### GOAL OF THE EXERCISE
Copy out the lines from the beginning of the records up to and including the line that contains "ad-coal-type: Anthracite, <box>842".

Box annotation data

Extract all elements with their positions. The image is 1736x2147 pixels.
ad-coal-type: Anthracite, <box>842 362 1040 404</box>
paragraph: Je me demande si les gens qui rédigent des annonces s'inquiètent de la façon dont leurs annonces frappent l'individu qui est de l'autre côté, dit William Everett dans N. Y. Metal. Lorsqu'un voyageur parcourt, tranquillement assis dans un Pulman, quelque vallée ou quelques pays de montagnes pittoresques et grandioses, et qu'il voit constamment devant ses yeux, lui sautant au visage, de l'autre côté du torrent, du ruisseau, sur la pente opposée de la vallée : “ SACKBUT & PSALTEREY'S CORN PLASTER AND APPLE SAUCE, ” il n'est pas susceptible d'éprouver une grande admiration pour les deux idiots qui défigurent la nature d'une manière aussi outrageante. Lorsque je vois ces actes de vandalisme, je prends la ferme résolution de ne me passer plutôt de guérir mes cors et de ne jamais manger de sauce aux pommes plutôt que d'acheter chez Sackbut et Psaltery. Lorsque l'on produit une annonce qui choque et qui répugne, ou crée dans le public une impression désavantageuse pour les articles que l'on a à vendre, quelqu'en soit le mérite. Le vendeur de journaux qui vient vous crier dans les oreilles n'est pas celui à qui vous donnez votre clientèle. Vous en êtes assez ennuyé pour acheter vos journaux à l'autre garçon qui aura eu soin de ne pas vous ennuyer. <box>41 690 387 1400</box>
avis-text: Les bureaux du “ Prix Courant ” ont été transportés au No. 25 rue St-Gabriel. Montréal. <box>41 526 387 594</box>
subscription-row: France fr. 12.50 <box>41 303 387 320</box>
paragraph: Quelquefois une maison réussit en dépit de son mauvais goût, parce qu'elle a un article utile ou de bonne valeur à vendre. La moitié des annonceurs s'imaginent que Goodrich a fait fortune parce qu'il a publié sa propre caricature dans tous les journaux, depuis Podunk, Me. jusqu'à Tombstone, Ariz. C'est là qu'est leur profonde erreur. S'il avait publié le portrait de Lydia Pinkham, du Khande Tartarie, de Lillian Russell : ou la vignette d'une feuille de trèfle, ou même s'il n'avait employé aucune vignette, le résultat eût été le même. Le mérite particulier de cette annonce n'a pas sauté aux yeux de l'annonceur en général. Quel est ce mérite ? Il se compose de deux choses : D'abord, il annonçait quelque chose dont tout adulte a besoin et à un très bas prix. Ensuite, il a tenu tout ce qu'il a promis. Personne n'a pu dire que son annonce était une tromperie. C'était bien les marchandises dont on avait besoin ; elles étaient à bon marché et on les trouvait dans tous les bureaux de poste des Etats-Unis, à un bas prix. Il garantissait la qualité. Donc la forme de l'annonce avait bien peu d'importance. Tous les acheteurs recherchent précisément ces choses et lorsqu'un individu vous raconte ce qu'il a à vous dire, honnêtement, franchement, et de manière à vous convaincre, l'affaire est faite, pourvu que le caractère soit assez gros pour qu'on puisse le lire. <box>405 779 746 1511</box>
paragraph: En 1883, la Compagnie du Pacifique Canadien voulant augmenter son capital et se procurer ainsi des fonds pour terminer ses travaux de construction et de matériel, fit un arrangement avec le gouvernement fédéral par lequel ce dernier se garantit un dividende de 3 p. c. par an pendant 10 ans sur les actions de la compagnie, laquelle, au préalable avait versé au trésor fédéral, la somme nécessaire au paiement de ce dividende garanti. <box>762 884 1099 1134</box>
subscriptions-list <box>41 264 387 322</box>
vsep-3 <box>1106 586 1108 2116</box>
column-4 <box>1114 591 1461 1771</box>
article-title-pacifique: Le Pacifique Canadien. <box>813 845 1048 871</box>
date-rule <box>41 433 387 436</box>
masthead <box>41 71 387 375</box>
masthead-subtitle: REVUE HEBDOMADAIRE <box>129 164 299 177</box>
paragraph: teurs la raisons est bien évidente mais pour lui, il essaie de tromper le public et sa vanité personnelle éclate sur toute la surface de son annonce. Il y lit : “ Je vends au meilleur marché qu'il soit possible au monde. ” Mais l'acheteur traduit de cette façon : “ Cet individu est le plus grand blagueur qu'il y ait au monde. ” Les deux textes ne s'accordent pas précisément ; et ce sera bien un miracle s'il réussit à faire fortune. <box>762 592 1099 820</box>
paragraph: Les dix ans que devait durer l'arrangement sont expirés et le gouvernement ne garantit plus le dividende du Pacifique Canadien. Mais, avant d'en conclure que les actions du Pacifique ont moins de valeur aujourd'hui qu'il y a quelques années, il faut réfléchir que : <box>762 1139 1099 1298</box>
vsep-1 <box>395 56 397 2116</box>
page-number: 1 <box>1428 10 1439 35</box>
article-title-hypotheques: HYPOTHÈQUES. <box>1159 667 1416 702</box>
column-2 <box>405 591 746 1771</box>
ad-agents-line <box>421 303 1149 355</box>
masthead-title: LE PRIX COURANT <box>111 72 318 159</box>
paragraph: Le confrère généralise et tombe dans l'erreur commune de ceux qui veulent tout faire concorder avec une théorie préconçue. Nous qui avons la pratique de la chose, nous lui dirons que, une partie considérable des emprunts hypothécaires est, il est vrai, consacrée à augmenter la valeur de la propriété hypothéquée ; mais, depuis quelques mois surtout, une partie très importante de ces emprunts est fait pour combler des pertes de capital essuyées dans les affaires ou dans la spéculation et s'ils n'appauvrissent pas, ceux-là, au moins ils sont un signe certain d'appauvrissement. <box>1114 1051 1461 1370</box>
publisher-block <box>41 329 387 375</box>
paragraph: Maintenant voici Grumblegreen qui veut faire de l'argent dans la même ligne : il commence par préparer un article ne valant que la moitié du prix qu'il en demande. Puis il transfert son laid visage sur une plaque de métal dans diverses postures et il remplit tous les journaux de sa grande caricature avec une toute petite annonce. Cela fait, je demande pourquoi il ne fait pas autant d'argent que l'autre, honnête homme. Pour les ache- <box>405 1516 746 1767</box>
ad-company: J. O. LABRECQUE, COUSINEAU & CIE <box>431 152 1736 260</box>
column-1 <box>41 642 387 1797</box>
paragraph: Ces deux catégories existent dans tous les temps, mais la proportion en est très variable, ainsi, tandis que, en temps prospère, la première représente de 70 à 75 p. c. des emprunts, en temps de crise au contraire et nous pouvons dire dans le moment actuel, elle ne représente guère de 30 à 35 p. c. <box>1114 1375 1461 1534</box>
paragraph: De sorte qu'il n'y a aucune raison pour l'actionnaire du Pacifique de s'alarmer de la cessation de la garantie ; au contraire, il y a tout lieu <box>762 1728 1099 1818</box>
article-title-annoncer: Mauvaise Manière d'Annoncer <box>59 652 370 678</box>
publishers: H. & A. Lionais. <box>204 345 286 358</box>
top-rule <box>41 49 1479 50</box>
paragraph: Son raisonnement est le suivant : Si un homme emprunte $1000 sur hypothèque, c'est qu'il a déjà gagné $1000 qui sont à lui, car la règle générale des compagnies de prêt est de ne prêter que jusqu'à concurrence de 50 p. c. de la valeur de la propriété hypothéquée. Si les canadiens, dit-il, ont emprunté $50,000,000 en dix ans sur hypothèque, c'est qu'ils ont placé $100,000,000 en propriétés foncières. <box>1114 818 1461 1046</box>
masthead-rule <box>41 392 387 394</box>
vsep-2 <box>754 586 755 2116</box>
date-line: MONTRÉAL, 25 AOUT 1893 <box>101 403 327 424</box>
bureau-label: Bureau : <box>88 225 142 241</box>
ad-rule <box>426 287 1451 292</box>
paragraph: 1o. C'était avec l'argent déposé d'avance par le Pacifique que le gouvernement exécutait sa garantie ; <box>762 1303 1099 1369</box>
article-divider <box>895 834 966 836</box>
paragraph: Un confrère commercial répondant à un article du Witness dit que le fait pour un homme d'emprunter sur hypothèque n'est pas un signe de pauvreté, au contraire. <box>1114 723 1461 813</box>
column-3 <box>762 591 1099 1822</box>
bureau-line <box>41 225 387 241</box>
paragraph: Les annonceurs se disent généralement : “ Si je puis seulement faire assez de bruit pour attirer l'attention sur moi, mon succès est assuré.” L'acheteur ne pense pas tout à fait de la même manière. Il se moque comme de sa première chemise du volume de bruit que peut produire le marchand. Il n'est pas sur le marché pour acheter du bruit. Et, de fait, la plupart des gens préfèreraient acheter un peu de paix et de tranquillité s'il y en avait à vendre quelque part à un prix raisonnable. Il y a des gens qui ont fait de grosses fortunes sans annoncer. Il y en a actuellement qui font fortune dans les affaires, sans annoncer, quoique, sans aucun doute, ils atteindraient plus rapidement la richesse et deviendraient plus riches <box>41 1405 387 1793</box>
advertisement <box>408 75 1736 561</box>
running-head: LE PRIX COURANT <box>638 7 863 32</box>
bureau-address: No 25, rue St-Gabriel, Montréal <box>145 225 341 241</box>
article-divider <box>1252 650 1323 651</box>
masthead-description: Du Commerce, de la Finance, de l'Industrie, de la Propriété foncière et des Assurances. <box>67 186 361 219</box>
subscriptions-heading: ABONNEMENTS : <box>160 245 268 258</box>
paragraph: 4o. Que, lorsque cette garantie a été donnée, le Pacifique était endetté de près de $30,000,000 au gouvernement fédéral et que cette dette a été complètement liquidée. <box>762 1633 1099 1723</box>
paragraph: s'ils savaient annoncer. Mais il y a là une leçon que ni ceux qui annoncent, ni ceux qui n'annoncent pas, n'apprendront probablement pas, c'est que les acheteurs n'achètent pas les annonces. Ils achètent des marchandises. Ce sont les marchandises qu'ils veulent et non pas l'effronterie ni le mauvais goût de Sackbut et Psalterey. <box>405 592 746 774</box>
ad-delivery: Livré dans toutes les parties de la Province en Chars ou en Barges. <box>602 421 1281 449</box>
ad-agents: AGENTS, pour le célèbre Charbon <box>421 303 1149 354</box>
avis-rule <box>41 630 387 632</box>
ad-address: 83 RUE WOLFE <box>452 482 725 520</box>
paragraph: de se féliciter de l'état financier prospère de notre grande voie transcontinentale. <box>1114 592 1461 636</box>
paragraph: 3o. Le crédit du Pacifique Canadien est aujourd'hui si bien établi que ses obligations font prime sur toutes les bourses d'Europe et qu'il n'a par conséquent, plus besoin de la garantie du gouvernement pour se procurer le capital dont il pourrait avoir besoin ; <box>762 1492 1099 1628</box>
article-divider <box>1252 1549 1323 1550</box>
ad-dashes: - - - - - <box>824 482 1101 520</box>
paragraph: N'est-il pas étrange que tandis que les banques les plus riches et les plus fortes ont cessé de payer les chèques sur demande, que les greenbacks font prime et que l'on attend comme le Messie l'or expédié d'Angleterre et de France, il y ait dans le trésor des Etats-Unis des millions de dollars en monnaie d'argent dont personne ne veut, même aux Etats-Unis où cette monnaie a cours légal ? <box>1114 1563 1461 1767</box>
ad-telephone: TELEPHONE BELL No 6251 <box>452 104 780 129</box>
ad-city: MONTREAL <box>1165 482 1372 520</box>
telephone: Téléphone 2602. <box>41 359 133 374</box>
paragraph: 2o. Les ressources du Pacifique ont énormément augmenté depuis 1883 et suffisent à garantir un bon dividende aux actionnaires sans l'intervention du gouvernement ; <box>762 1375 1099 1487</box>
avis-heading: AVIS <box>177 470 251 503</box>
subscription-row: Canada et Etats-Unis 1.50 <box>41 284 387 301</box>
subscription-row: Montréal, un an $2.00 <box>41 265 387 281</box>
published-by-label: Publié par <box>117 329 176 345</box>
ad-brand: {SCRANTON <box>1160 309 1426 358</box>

### WRITTEN REPLY
Extract all elements with their positions. The image is 1736x2147 pixels.
ad-coal-type: Anthracite, <box>842 362 1040 404</box>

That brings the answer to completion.